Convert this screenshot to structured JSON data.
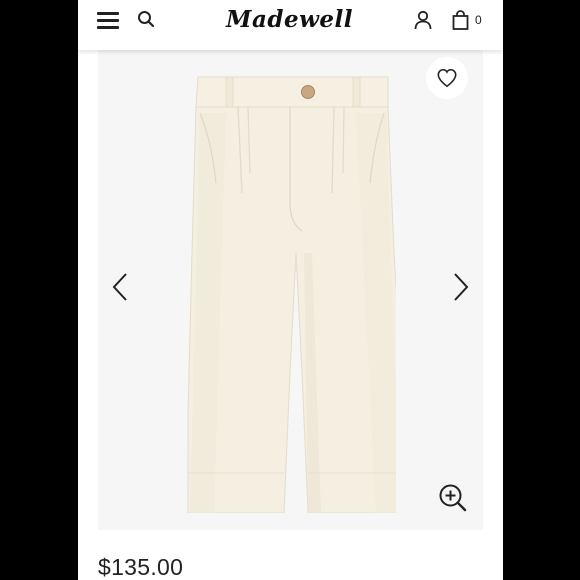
{
  "header": {
    "brand": "Madewell",
    "bag_count": "0",
    "icons": [
      "menu-icon",
      "search-icon",
      "account-icon",
      "shopping-bag-icon"
    ]
  },
  "product": {
    "price": "$135.00",
    "icons": [
      "heart-icon",
      "chevron-left-icon",
      "chevron-right-icon",
      "zoom-in-icon"
    ]
  },
  "colors": {
    "background": "#000000",
    "page": "#ffffff",
    "image_backdrop": "#f6f6f6",
    "garment": "#f3eee0",
    "text": "#222222"
  }
}
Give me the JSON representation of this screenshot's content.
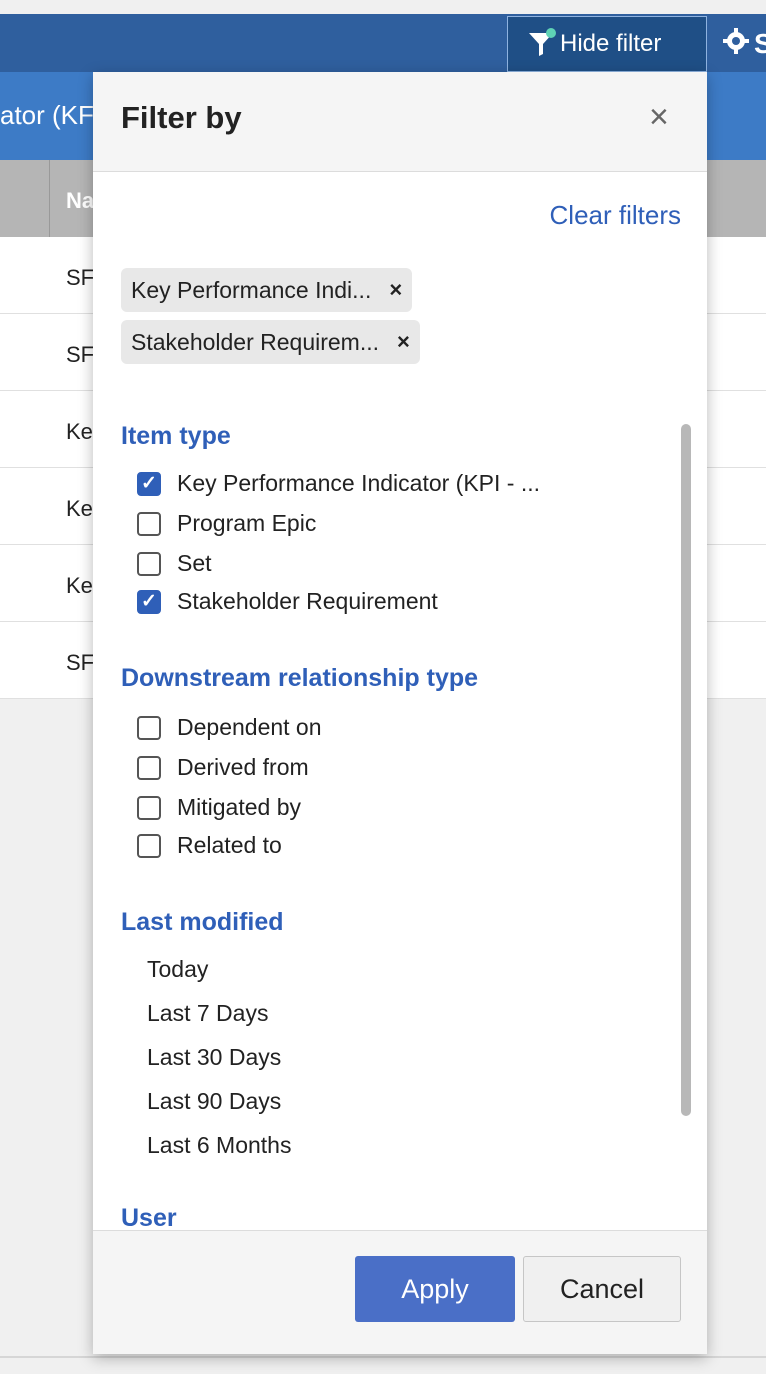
{
  "toolbar": {
    "hide_filter_label": "Hide filter",
    "settings_label": "S"
  },
  "background": {
    "header_fragment": "ator (KF",
    "name_column": "Na",
    "rows": [
      "SF",
      "SF",
      "Ke",
      "Ke",
      "Ke",
      "SF"
    ]
  },
  "filter_panel": {
    "title": "Filter by",
    "close_glyph": "×",
    "clear_filters": "Clear filters",
    "chips": [
      {
        "label": "Key Performance Indi...",
        "remove": "×"
      },
      {
        "label": "Stakeholder Requirem...",
        "remove": "×"
      }
    ],
    "item_type": {
      "heading": "Item type",
      "options": [
        {
          "label": "Key Performance Indicator (KPI - ...",
          "checked": true
        },
        {
          "label": "Program Epic",
          "checked": false
        },
        {
          "label": "Set",
          "checked": false
        },
        {
          "label": "Stakeholder Requirement",
          "checked": true
        }
      ]
    },
    "downstream": {
      "heading": "Downstream relationship type",
      "options": [
        {
          "label": "Dependent on",
          "checked": false
        },
        {
          "label": "Derived from",
          "checked": false
        },
        {
          "label": "Mitigated by",
          "checked": false
        },
        {
          "label": "Related to",
          "checked": false
        }
      ]
    },
    "last_modified": {
      "heading": "Last modified",
      "options": [
        "Today",
        "Last 7 Days",
        "Last 30 Days",
        "Last 90 Days",
        "Last 6 Months"
      ]
    },
    "user": {
      "heading": "User"
    },
    "apply_label": "Apply",
    "cancel_label": "Cancel"
  },
  "colors": {
    "accent": "#2f5fb8",
    "toolbar": "#2f5f9e",
    "apply_button": "#4a6fc7"
  }
}
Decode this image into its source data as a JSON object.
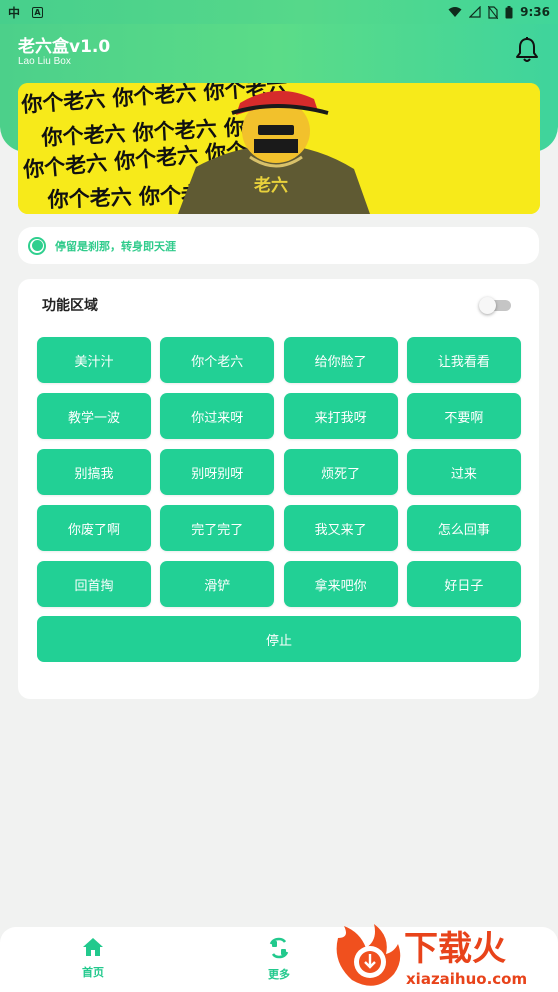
{
  "status_bar": {
    "left_icon_1": "bug-icon",
    "left_icon_2": "A",
    "time": "9:36",
    "icons": [
      "wifi-icon",
      "signal-icon",
      "no-sim-icon",
      "battery-icon"
    ]
  },
  "header": {
    "title": "老六盒v1.0",
    "subtitle": "Lao Liu Box",
    "bell_icon": "bell-icon"
  },
  "banner": {
    "text_rows": [
      "你个老六   你个老六   你个老六",
      "你个老六   你个老六   你个老六",
      "你个老六   你个老六   你个老六",
      "你个老六   你个老六   你个老六"
    ],
    "shirt_text": "老六"
  },
  "quote": {
    "text": "停留是刹那，转身即天涯"
  },
  "function_area": {
    "title": "功能区域",
    "toggle_on": false,
    "buttons": [
      "美汁汁",
      "你个老六",
      "给你脸了",
      "让我看看",
      "教学一波",
      "你过来呀",
      "来打我呀",
      "不要啊",
      "别搞我",
      "别呀别呀",
      "烦死了",
      "过来",
      "你废了啊",
      "完了完了",
      "我又来了",
      "怎么回事",
      "回首掏",
      "滑铲",
      "拿来吧你",
      "好日子"
    ],
    "stop_label": "停止"
  },
  "bottom_nav": {
    "items": [
      {
        "label": "首页",
        "icon": "home-icon"
      },
      {
        "label": "更多",
        "icon": "more-icon"
      }
    ]
  },
  "watermark": {
    "brand": "下载火",
    "domain": "xiazaihuo.com"
  },
  "colors": {
    "accent": "#22d095",
    "header_green": "#4cd08a",
    "banner_yellow": "#f7ea1a"
  }
}
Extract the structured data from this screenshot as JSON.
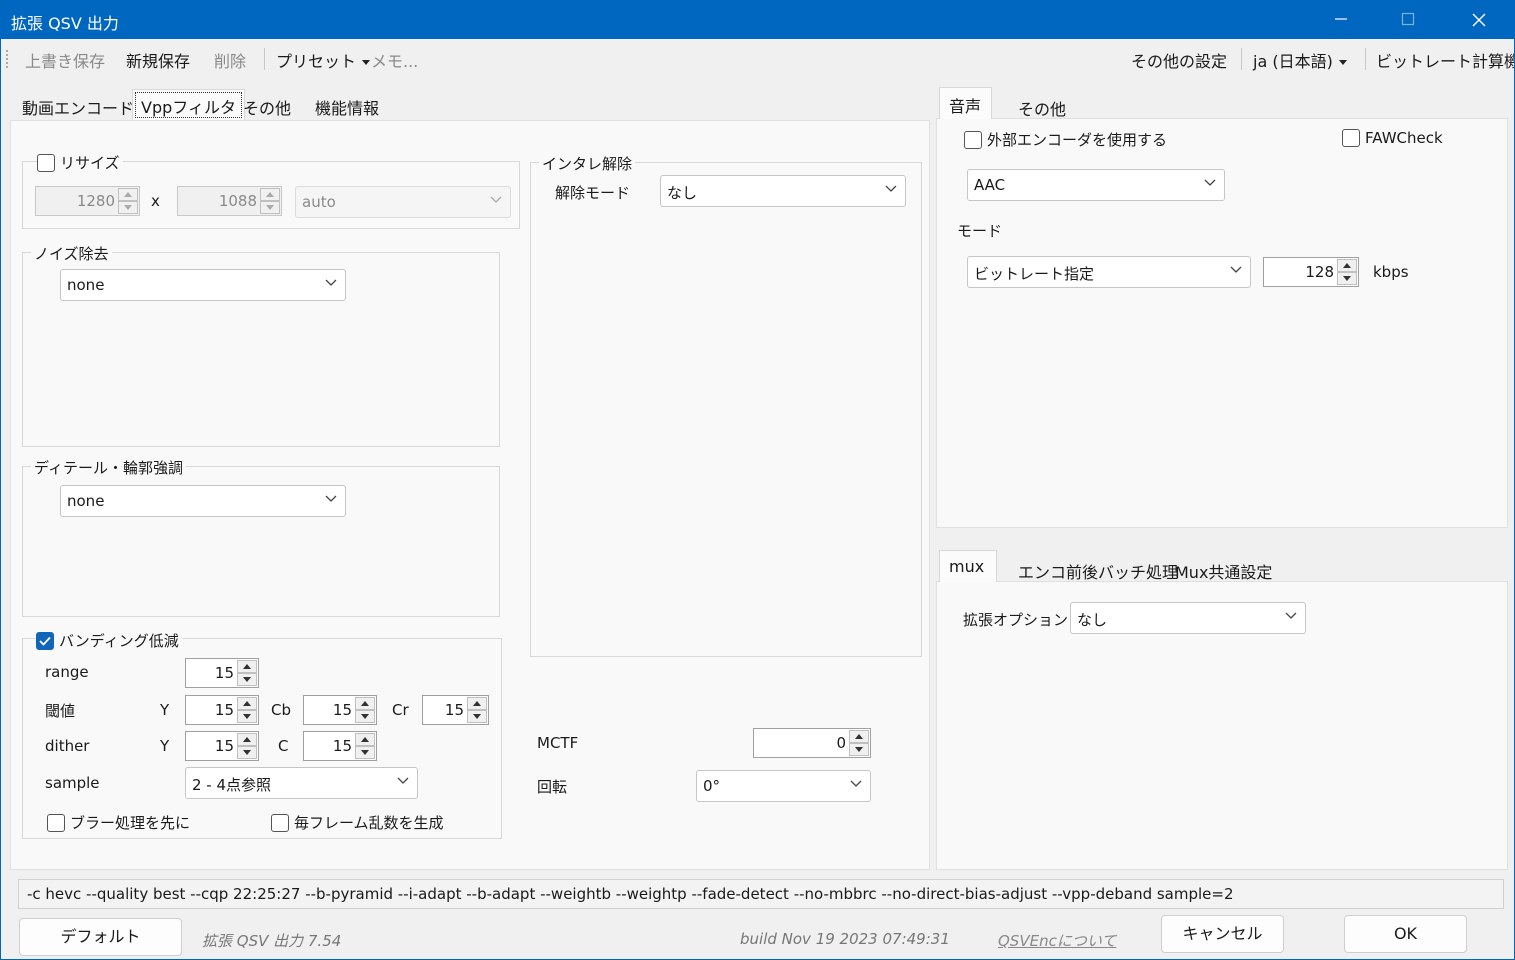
{
  "window": {
    "title": "拡張 QSV 出力"
  },
  "toolbar": {
    "overwrite_save": "上書き保存",
    "new_save": "新規保存",
    "delete": "削除",
    "preset": "プリセット",
    "memo": "メモ...",
    "other_settings": "その他の設定",
    "language": "ja (日本語)",
    "bitrate_calc": "ビットレート計算機"
  },
  "left_tabs": [
    "動画エンコード",
    "Vppフィルタ",
    "その他",
    "機能情報"
  ],
  "vpp": {
    "resize": {
      "label": "リサイズ",
      "checked": false,
      "width": "1280",
      "x": "x",
      "height": "1088",
      "mode": "auto"
    },
    "noise": {
      "label": "ノイズ除去",
      "value": "none"
    },
    "detail": {
      "label": "ディテール・輪郭強調",
      "value": "none"
    },
    "deband": {
      "label": "バンディング低減",
      "checked": true,
      "range_label": "range",
      "range": "15",
      "threshold_label": "閾値",
      "y_label": "Y",
      "y": "15",
      "cb_label": "Cb",
      "cb": "15",
      "cr_label": "Cr",
      "cr": "15",
      "dither_label": "dither",
      "dither_y_label": "Y",
      "dither_y": "15",
      "dither_c_label": "C",
      "dither_c": "15",
      "sample_label": "sample",
      "sample": "2 - 4点参照",
      "blur_first": "ブラー処理を先に",
      "rand_each_frame": "毎フレーム乱数を生成"
    },
    "deinterlace": {
      "label": "インタレ解除",
      "mode_label": "解除モード",
      "mode": "なし"
    },
    "mctf": {
      "label": "MCTF",
      "value": "0"
    },
    "rotate": {
      "label": "回転",
      "value": "0°"
    }
  },
  "audio_tabs": [
    "音声",
    "その他"
  ],
  "audio": {
    "use_external": "外部エンコーダを使用する",
    "faw_check": "FAWCheck",
    "encoder": "AAC",
    "mode_label": "モード",
    "mode": "ビットレート指定",
    "bitrate": "128",
    "unit": "kbps"
  },
  "mux_tabs": [
    "mux",
    "エンコ前後バッチ処理",
    "Mux共通設定"
  ],
  "mux": {
    "ext_option_label": "拡張オプション",
    "ext_option": "なし"
  },
  "command_line": "-c hevc --quality best --cqp 22:25:27 --b-pyramid --i-adapt --b-adapt --weightb --weightp --fade-detect --no-mbbrc --no-direct-bias-adjust --vpp-deband sample=2",
  "footer": {
    "default_button": "デフォルト",
    "version": "拡張 QSV 出力 7.54",
    "build": "build Nov 19 2023 07:49:31",
    "about": "QSVEncについて",
    "cancel_button": "キャンセル",
    "ok_button": "OK"
  }
}
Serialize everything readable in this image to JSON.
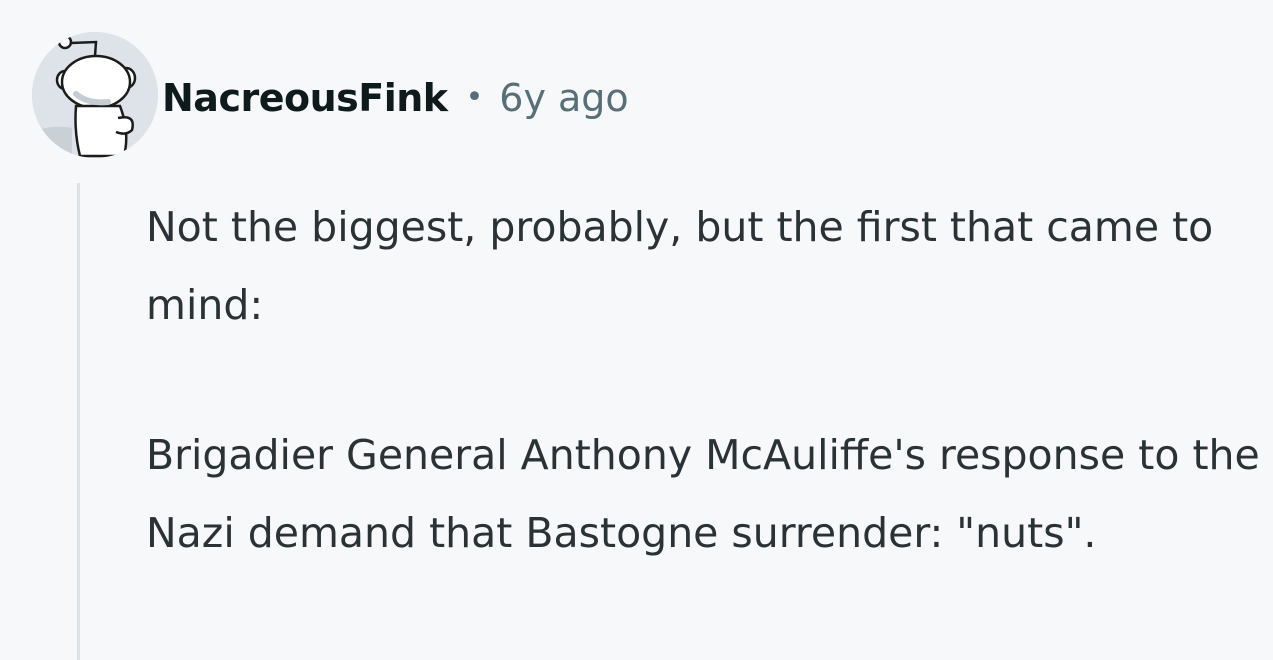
{
  "comment": {
    "username": "NacreousFink",
    "separator": "•",
    "timestamp": "6y ago",
    "paragraphs": [
      "Not the biggest, probably, but the first that came to mind:",
      "Brigadier General Anthony McAuliffe's response to the Nazi demand that Bastogne surrender: \"nuts\"."
    ]
  },
  "colors": {
    "background": "#f7f8fa",
    "username": "#0f1a1c",
    "meta": "#576f76",
    "body_text": "#2a3236",
    "thread_line": "#dce2e6"
  },
  "icons": {
    "avatar": "snoo-avatar-icon"
  }
}
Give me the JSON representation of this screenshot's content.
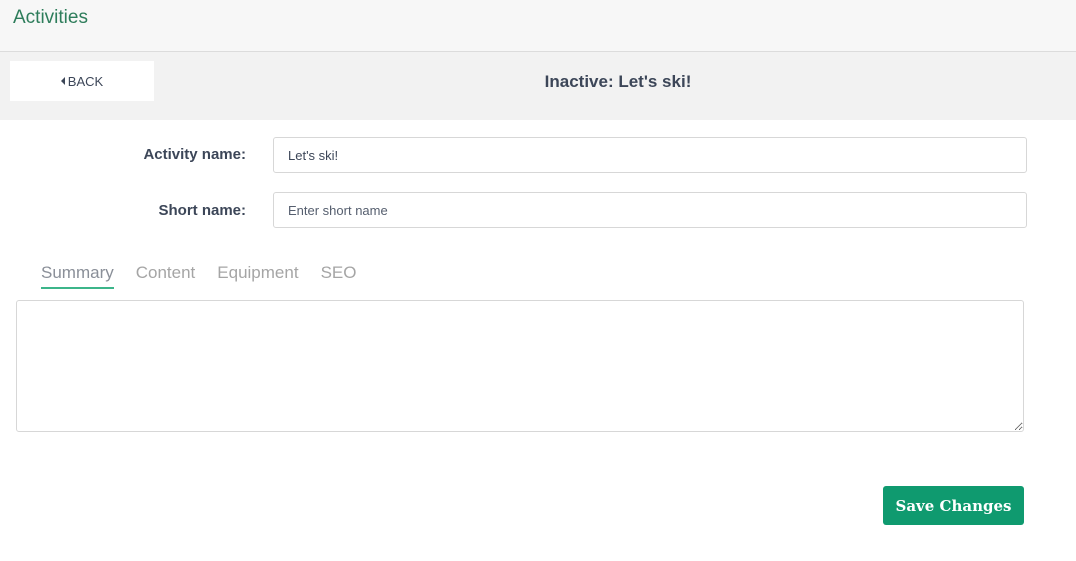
{
  "header": {
    "title": "Activities"
  },
  "subheader": {
    "back_label": "BACK",
    "page_title": "Inactive: Let's ski!"
  },
  "form": {
    "activity_name": {
      "label": "Activity name:",
      "value": "Let's ski!"
    },
    "short_name": {
      "label": "Short name:",
      "value": "",
      "placeholder": "Enter short name"
    }
  },
  "tabs": [
    {
      "label": "Summary",
      "active": true
    },
    {
      "label": "Content",
      "active": false
    },
    {
      "label": "Equipment",
      "active": false
    },
    {
      "label": "SEO",
      "active": false
    }
  ],
  "summary": {
    "value": ""
  },
  "actions": {
    "save_label": "Save Changes"
  },
  "colors": {
    "brand_green": "#0f9a6f",
    "tab_underline": "#3cb58a",
    "title_green": "#2e7d5b"
  }
}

=======

→ **What you should do**: Search the preceding listing for "username" and extract every line where it is found.

→ **Answer to the task**:
    "username": "NacreousFink",
    "username": "#0f1a1c",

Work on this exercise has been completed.